===== Textauszug =====

Schule Schweiz
Blickpunkt
end
Schweiz Schule im Wandel:
Von Mauern und Windmühlen
Bildungsforschung & Bildungsreformen
zurueck
Mai 2004
Die Welt im Wandel - Die Schule im Wandel
Mauern und Windmühlen Reformen folgen keinen Naturgesetzen Die wirtschaftlichen Fakten
Die Bildungsfakten Ansprüche und Realitäten Die Rufer in der Wüste
Entwicklung in den USA
Mauern und Windmühlen

"Wenn der Wind der Veränderung weht, so bauen die einen Mauern und die andern Windmühlen", propagieren die Nutzniesser der neusten Schulreformen. Die Symbolik dieser Aussage, welche wie ein längst veralteter Werbespot anmutet, ist klar. Wer die Richtung der neuen Reformbestrebungen hinterfrägt, bremst die Entwicklung in eine von den Schulreformern vorbestimmte Richtung. Werden da nicht neue Mauern aufgebaut? Ist die Symbolik nicht etwas zu klischeehaft? Sind Mauern in jedem Fall fortschrittshemmmend und Windmühlen das Beste vom Besten?

Hüten wir uns davor eine Schuldiskussion mit Schlagworten und Verunglimpfungen zu führen. Das ist gefährlich. Die Fakten sind klar und die Anzeichen sind deutlich.

Die Wirtschaft befindet sich in einem Wandel. Europa und damit die Schweiz müssen ihre wirtschaftlichen Ziele neu definieren. Der Wohlstand beginnt sich langsam umzuverteilen. Umsichtiges Handeln ist angesagt.

===== Bereitgestellte Daten =====

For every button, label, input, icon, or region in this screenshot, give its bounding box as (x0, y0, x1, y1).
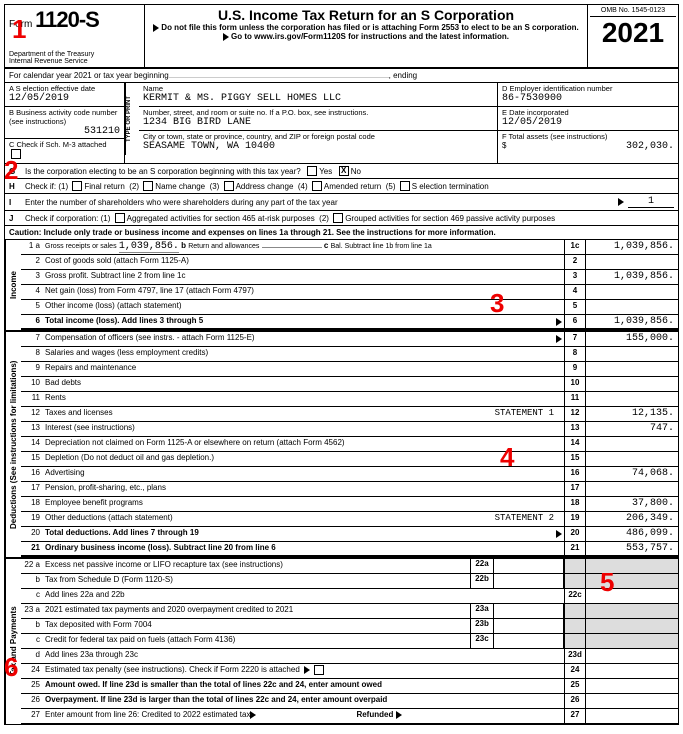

=====

▶ _Aufgabe_:
Gib aus dem Text über den Schulwandel in der Schweiz die Stelle von „Hüten wir uns“ bis „Handeln ist angesagt.“ wörtlich wieder.

▶ _Korrekte Lösung_:
Hüten wir uns davor eine Schuldiskussion mit Schlagworten und Verunglimpfungen zu führen. Das ist gefährlich. Die Fakten sind klar und die Anzeichen sind deutlich.

Die Wirtschaft befindet sich in einem Wandel. Europa und damit die Schweiz müssen ihre wirtschaftlichen Ziele neu definieren. Der Wohlstand beginnt sich langsam umzuverteilen. Umsichtiges Handeln ist angesagt.